** START **

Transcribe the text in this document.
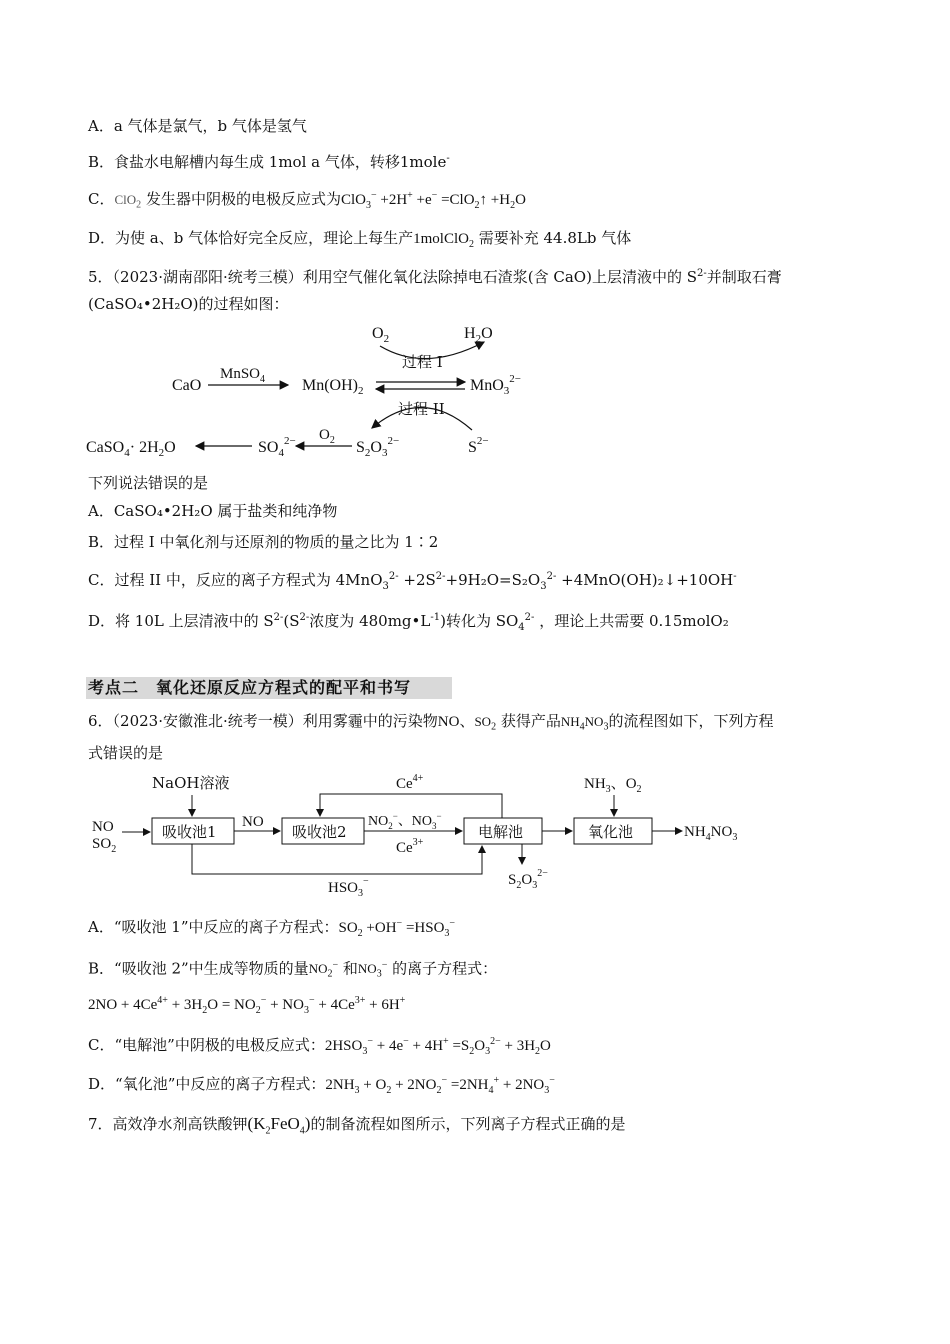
A．a 气体是氯气，b 气体是氢气
B．食盐水电解槽内每生成 1mol a 气体，转移1mole-
C．ClO$_2$ 发生器中阴极的电极反应式为ClO$_3$− +2H+ +e− =ClO$_2$↑ $+H_2O$
D．为使 a、b 气体恰好完全反应，理论上每生产1molClO$_2$ 需要补充 44.8Lb 气体
5．（2023·湖南邵阳·统考三模）利用空气催化氧化法除掉电石渣浆(含 CaO)上层清液中的 $S^{2-}$并制取石膏
(CaSO₄•2H₂O)的过程如图：
$O_2$	$H_2O$
过程 I
CaO
MnSO$_4$ $Mn(OH)_2$	MnO$_3^{2-}$
过程 II
$O_2$
CaSO$_4$· $2H_2O$	$SO_4^{2-}$	$S_2O_3^{2-}$	$S^{2-}$
下列说法错误的是
A．CaSO₄•2H₂O 属于盐类和纯净物
B．过程 I 中氧化剂与还原剂的物质的量之比为 1∶2
C．过程 II 中，反应的离子方程式为 $4MnO_3^{2-} +2S^{2-}+9H_2O=S_2O_3^{2-}$ +4MnO(OH)₂↓+10OH-
D．将 10L 上层清液中的 $S^{2-}(S^{2-}$浓度为 $480mg•L^{-1}$)转化为 $SO_4^{2-}$ ，理论上共需要 0.15molO₂
考点二　氧化还原反应方程式的配平和书写
6．（2023·安徽淮北·统考一模）利用雾霾中的污染物NO、$SO_2$ 获得产品$NH_4NO_3$的流程图如下，下列方程
式错误的是
NaOH溶液
NO
$SO_2$
吸收池1
NO
吸收池2
$Ce^{4+}$
$NO_2^-$、$NO_3^-$
$Ce^{3+}$
电解池
$HSO_3^-$	$S_2O_3^{2-}$
$NH_3$、$O_2$
氧化池	$NH_4NO_3$
A．“吸收池 1”中反应的离子方程式：$SO_2 +OH^- =HSO_3^-$
B．“吸收池 2”中生成等物质的量$NO_2^-$ 和$NO_3^-$ 的离子方程式：
$2NO + 4Ce^{4+} + 3H_2O = NO_2^- + NO_3^- + 4Ce^{3+} + 6H^+$
C．“电解池”中阴极的电极反应式：$2HSO_3^- + 4e^- + 4H^+ =S_2O_3^{2-} + 3H_2O$
D．“氧化池”中反应的离子方程式：$2NH_3 + O_2 + 2NO_2^- =2NH_4^+ + 2NO_3^-$
7．高效净水剂高铁酸钾$(K_2FeO_4)$的制备流程如图所示，下列离子方程式正确的是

** END **

- **Work to be completed**
Read the lines above. Gather those in which the string "中反应的离子方程式" is found.

- **Task response**
A．“吸收池 1”中反应的离子方程式：$SO_2 +OH^- =HSO_3^-$
D．“氧化池”中反应的离子方程式：$2NH_3 + O_2 + 2NO_2^- =2NH_4^+ + 2NO_3^-$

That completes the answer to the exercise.